## Stated task:
The records below hold pictures; please leave those out and retype the rest exactly.
━━━━━━━━━━
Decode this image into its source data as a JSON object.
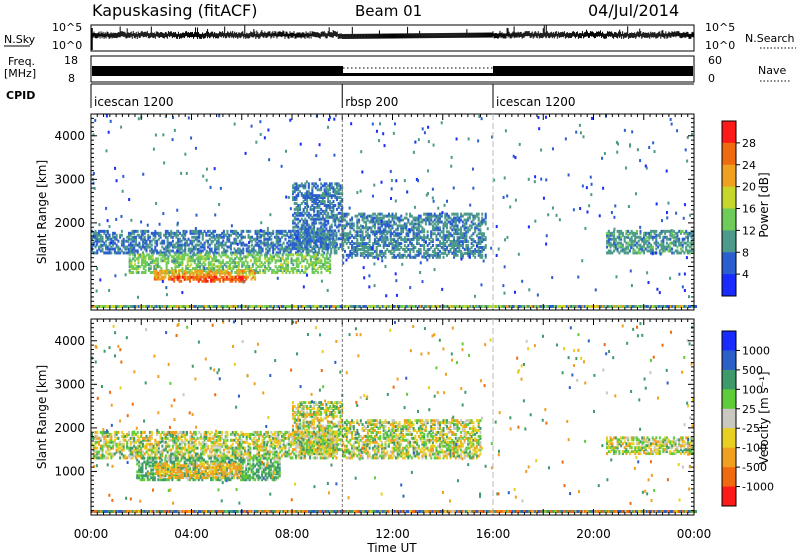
{
  "header": {
    "station": "Kapuskasing (fitACF)",
    "beam": "Beam 01",
    "date": "04/Jul/2014"
  },
  "noise_panel": {
    "left_label": "N.Sky",
    "left_ticks": [
      "10^5",
      "10^0"
    ],
    "right_label": "N.Search",
    "right_ticks": [
      "10^5",
      "10^0"
    ]
  },
  "freq_panel": {
    "left_label_1": "Freq.",
    "left_label_2": "[MHz]",
    "left_ticks": [
      "18",
      "8"
    ],
    "right_label": "Nave",
    "right_ticks": [
      "60",
      "0"
    ]
  },
  "cpid_panel": {
    "label": "CPID",
    "segments": [
      {
        "name": "icescan 1200",
        "start_h": 0,
        "end_h": 10
      },
      {
        "name": "rbsp 200",
        "start_h": 10,
        "end_h": 16
      },
      {
        "name": "icescan 1200",
        "start_h": 16,
        "end_h": 24
      }
    ]
  },
  "power_panel": {
    "ylabel": "Slant Range [km]",
    "yticks": [
      "1000",
      "2000",
      "3000",
      "4000"
    ],
    "colorbar_label": "Power [dB]",
    "colorbar_ticks": [
      "4",
      "8",
      "12",
      "16",
      "20",
      "24",
      "28"
    ],
    "colors": [
      "#1a2bff",
      "#2b5fcf",
      "#4d9a8a",
      "#6fcb5a",
      "#c7d62a",
      "#f0a020",
      "#f06a10",
      "#ff1a1a"
    ]
  },
  "velocity_panel": {
    "ylabel": "Slant Range [km]",
    "yticks": [
      "1000",
      "2000",
      "3000",
      "4000"
    ],
    "colorbar_label": "Velocity [m s⁻¹]",
    "colorbar_ticks": [
      "1000",
      "500",
      "100",
      "25",
      "-25",
      "-100",
      "-500",
      "-1000"
    ],
    "colors": [
      "#1a2bff",
      "#2b60c8",
      "#3f9a6a",
      "#5fcc3a",
      "#c8c8c0",
      "#e8d020",
      "#f0a020",
      "#f06a10",
      "#ff1a1a"
    ]
  },
  "xaxis": {
    "label": "Time UT",
    "ticks": [
      "00:00",
      "04:00",
      "08:00",
      "12:00",
      "16:00",
      "20:00",
      "00:00"
    ]
  },
  "chart_data": {
    "type": "heatmap",
    "title": "Kapuskasing (fitACF)",
    "subtitle": "Beam 01",
    "xlabel": "Time UT",
    "ylabel": "Slant Range [km]",
    "xlim": [
      0,
      24
    ],
    "ylim": [
      0,
      4500
    ],
    "series": [
      {
        "name": "Power [dB]",
        "regions": [
          {
            "t0": 0.0,
            "t1": 9.8,
            "r0": 1300,
            "r1": 1800,
            "level": 8
          },
          {
            "t0": 1.5,
            "t1": 9.5,
            "r0": 850,
            "r1": 1300,
            "level": 14
          },
          {
            "t0": 2.5,
            "t1": 6.5,
            "r0": 700,
            "r1": 900,
            "level": 22
          },
          {
            "t0": 3.2,
            "t1": 6.2,
            "r0": 650,
            "r1": 760,
            "level": 27
          },
          {
            "t0": 8.0,
            "t1": 10.0,
            "r0": 1400,
            "r1": 2900,
            "level": 8
          },
          {
            "t0": 10.0,
            "t1": 15.7,
            "r0": 1200,
            "r1": 2200,
            "level": 9
          },
          {
            "t0": 20.5,
            "t1": 24.0,
            "r0": 1300,
            "r1": 1800,
            "level": 10
          }
        ]
      },
      {
        "name": "Velocity [m s-1]",
        "regions": [
          {
            "t0": 0.0,
            "t1": 9.8,
            "r0": 1300,
            "r1": 1900,
            "level": 0
          },
          {
            "t0": 1.8,
            "t1": 7.5,
            "r0": 800,
            "r1": 1300,
            "level": 150
          },
          {
            "t0": 2.5,
            "t1": 6.0,
            "r0": 850,
            "r1": 1200,
            "level": -150
          },
          {
            "t0": 8.0,
            "t1": 10.0,
            "r0": 1400,
            "r1": 2600,
            "level": 0
          },
          {
            "t0": 10.0,
            "t1": 15.5,
            "r0": 1300,
            "r1": 2200,
            "level": 0
          },
          {
            "t0": 20.5,
            "t1": 24.0,
            "r0": 1400,
            "r1": 1800,
            "level": 0
          }
        ]
      }
    ]
  }
}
━━━━━━━━━━
## Correct output:
Decode this image into its source data as a JSON object.
{
  "header": {
    "station": "Kapuskasing (fitACF)",
    "beam": "Beam 01",
    "date": "04/Jul/2014"
  },
  "noise_panel": {
    "left_label": "N.Sky",
    "left_ticks": [
      "10^5",
      "10^0"
    ],
    "right_label": "N.Search",
    "right_ticks": [
      "10^5",
      "10^0"
    ]
  },
  "freq_panel": {
    "left_label_1": "Freq.",
    "left_label_2": "[MHz]",
    "left_ticks": [
      "18",
      "8"
    ],
    "right_label": "Nave",
    "right_ticks": [
      "60",
      "0"
    ]
  },
  "cpid_panel": {
    "label": "CPID",
    "segments": [
      {
        "name": "icescan 1200",
        "start_h": 0,
        "end_h": 10
      },
      {
        "name": "rbsp 200",
        "start_h": 10,
        "end_h": 16
      },
      {
        "name": "icescan 1200",
        "start_h": 16,
        "end_h": 24
      }
    ]
  },
  "power_panel": {
    "ylabel": "Slant Range [km]",
    "yticks": [
      "1000",
      "2000",
      "3000",
      "4000"
    ],
    "colorbar_label": "Power [dB]",
    "colorbar_ticks": [
      "4",
      "8",
      "12",
      "16",
      "20",
      "24",
      "28"
    ],
    "colors": [
      "#1a2bff",
      "#2b5fcf",
      "#4d9a8a",
      "#6fcb5a",
      "#c7d62a",
      "#f0a020",
      "#f06a10",
      "#ff1a1a"
    ]
  },
  "velocity_panel": {
    "ylabel": "Slant Range [km]",
    "yticks": [
      "1000",
      "2000",
      "3000",
      "4000"
    ],
    "colorbar_label": "Velocity [m s⁻¹]",
    "colorbar_ticks": [
      "1000",
      "500",
      "100",
      "25",
      "-25",
      "-100",
      "-500",
      "-1000"
    ],
    "colors": [
      "#1a2bff",
      "#2b60c8",
      "#3f9a6a",
      "#5fcc3a",
      "#c8c8c0",
      "#e8d020",
      "#f0a020",
      "#f06a10",
      "#ff1a1a"
    ]
  },
  "xaxis": {
    "label": "Time UT",
    "ticks": [
      "00:00",
      "04:00",
      "08:00",
      "12:00",
      "16:00",
      "20:00",
      "00:00"
    ]
  },
  "chart_data": {
    "type": "heatmap",
    "title": "Kapuskasing (fitACF)",
    "subtitle": "Beam 01",
    "xlabel": "Time UT",
    "ylabel": "Slant Range [km]",
    "xlim": [
      0,
      24
    ],
    "ylim": [
      0,
      4500
    ],
    "series": [
      {
        "name": "Power [dB]",
        "regions": [
          {
            "t0": 0.0,
            "t1": 9.8,
            "r0": 1300,
            "r1": 1800,
            "level": 8
          },
          {
            "t0": 1.5,
            "t1": 9.5,
            "r0": 850,
            "r1": 1300,
            "level": 14
          },
          {
            "t0": 2.5,
            "t1": 6.5,
            "r0": 700,
            "r1": 900,
            "level": 22
          },
          {
            "t0": 3.2,
            "t1": 6.2,
            "r0": 650,
            "r1": 760,
            "level": 27
          },
          {
            "t0": 8.0,
            "t1": 10.0,
            "r0": 1400,
            "r1": 2900,
            "level": 8
          },
          {
            "t0": 10.0,
            "t1": 15.7,
            "r0": 1200,
            "r1": 2200,
            "level": 9
          },
          {
            "t0": 20.5,
            "t1": 24.0,
            "r0": 1300,
            "r1": 1800,
            "level": 10
          }
        ]
      },
      {
        "name": "Velocity [m s-1]",
        "regions": [
          {
            "t0": 0.0,
            "t1": 9.8,
            "r0": 1300,
            "r1": 1900,
            "level": 0
          },
          {
            "t0": 1.8,
            "t1": 7.5,
            "r0": 800,
            "r1": 1300,
            "level": 150
          },
          {
            "t0": 2.5,
            "t1": 6.0,
            "r0": 850,
            "r1": 1200,
            "level": -150
          },
          {
            "t0": 8.0,
            "t1": 10.0,
            "r0": 1400,
            "r1": 2600,
            "level": 0
          },
          {
            "t0": 10.0,
            "t1": 15.5,
            "r0": 1300,
            "r1": 2200,
            "level": 0
          },
          {
            "t0": 20.5,
            "t1": 24.0,
            "r0": 1400,
            "r1": 1800,
            "level": 0
          }
        ]
      }
    ]
  }
}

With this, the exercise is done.